* Begin *
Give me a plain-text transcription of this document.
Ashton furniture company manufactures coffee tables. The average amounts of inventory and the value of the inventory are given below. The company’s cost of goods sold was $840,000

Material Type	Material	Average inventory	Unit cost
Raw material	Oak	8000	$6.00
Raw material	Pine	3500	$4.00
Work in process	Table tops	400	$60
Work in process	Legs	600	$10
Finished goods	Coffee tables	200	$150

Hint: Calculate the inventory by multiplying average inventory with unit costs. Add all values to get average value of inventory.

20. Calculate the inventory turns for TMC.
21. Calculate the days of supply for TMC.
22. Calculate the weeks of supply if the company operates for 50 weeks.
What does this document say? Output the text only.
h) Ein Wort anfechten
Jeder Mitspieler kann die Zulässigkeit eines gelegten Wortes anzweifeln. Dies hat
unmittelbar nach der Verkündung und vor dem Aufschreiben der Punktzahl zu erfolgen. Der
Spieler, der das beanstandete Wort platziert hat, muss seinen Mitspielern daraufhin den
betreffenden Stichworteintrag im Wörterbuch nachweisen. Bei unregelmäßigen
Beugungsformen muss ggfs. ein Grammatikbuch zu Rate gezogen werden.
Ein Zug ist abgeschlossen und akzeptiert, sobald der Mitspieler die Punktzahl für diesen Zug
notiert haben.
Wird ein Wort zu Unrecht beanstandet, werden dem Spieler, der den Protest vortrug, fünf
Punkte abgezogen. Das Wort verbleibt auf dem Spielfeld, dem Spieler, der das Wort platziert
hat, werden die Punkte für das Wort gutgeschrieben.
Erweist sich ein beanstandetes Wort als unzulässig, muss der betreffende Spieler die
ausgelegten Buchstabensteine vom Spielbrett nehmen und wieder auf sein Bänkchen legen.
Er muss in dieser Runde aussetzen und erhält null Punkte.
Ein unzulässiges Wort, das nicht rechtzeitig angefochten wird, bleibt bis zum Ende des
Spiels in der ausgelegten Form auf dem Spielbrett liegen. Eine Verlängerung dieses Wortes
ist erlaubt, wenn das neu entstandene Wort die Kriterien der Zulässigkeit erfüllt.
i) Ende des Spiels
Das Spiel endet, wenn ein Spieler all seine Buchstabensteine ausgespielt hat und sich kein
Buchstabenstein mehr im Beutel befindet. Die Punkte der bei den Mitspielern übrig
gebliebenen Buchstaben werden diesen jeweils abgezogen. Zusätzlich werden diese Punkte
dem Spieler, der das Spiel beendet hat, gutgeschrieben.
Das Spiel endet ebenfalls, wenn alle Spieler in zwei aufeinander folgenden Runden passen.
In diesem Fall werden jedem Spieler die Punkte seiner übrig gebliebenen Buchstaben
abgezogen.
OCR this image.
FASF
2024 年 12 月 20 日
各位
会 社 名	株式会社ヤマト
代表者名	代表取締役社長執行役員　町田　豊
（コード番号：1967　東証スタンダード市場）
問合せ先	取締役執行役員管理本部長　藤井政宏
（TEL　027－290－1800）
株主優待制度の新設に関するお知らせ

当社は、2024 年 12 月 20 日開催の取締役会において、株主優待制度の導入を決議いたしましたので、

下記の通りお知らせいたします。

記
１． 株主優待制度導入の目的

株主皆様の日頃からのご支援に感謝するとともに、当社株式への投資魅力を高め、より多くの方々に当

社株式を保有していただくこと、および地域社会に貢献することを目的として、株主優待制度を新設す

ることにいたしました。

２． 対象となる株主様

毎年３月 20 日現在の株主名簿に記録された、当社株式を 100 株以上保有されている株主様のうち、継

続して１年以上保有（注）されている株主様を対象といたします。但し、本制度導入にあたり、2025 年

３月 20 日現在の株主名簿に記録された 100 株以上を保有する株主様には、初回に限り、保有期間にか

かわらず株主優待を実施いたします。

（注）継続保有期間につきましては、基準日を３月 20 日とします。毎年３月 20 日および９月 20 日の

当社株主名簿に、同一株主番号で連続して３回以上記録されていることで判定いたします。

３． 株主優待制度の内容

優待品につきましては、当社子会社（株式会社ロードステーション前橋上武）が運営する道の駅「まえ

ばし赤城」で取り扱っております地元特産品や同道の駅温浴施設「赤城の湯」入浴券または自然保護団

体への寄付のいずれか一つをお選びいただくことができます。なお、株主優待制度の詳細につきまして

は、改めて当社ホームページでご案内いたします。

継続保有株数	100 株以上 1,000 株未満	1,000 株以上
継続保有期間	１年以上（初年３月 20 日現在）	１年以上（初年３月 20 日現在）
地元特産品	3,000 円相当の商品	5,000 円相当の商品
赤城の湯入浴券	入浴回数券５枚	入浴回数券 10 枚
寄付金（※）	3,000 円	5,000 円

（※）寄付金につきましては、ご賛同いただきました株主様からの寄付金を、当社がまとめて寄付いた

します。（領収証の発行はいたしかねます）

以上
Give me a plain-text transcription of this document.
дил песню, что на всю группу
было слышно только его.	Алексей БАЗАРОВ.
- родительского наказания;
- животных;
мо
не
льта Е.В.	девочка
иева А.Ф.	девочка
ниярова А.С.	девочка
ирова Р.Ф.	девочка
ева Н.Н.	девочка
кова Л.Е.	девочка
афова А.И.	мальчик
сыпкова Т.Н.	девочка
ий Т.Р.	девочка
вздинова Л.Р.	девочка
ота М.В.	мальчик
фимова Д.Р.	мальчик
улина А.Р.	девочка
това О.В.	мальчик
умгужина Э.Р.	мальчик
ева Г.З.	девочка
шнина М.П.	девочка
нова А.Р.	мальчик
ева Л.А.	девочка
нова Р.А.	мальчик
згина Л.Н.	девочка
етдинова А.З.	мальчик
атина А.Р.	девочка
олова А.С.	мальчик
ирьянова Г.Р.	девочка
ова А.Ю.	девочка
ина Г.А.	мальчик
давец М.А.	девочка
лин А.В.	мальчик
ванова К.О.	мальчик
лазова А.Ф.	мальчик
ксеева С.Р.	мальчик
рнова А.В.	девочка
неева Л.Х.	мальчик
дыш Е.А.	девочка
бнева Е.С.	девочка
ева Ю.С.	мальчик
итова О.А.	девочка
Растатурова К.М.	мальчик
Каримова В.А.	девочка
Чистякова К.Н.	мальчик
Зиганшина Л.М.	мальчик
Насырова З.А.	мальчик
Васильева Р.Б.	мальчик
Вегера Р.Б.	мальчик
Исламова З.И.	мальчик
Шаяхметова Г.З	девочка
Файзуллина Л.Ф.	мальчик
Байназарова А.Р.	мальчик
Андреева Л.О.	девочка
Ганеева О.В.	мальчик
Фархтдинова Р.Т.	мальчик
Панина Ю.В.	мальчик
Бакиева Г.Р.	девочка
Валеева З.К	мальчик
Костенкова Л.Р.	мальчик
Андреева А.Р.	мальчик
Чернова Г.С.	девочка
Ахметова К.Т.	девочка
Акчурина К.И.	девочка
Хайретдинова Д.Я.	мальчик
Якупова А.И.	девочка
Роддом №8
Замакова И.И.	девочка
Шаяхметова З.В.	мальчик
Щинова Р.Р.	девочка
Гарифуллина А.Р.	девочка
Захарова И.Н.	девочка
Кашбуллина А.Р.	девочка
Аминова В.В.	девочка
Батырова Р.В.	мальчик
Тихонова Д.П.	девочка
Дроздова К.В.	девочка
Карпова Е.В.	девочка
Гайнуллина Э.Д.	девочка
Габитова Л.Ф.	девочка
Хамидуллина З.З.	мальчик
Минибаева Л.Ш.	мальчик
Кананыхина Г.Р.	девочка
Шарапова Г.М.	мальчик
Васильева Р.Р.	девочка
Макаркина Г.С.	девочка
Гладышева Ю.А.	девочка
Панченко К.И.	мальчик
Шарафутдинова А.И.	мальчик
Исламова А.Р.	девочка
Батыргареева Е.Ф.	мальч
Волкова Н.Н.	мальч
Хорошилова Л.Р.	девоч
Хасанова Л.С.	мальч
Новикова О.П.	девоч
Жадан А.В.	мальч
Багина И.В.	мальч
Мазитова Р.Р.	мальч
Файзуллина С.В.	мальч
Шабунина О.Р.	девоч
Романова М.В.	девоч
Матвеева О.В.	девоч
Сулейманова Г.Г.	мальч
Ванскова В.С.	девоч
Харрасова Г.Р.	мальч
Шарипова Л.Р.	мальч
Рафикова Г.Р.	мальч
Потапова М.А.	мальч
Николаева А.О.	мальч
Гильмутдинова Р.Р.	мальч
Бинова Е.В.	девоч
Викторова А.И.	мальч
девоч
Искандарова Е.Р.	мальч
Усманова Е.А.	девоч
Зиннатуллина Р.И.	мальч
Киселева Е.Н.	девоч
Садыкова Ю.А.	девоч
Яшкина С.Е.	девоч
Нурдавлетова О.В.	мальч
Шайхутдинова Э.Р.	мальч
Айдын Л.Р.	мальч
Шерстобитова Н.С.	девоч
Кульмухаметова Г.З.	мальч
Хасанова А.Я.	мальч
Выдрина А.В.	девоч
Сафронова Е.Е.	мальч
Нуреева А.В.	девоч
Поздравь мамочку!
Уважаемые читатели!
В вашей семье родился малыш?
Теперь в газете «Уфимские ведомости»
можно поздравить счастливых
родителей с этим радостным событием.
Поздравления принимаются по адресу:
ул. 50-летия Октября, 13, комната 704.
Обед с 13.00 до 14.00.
* End *
Exercise details -> Find the word "Buchstabensteine" in the entries, and copy every line it shows up in.

Result for this task ->
ausgelegten Buchstabensteine vom Spielbrett nehmen und wieder auf sein Bänkchen legen.
Das Spiel endet, wenn ein Spieler all seine Buchstabensteine ausgespielt hat und sich kein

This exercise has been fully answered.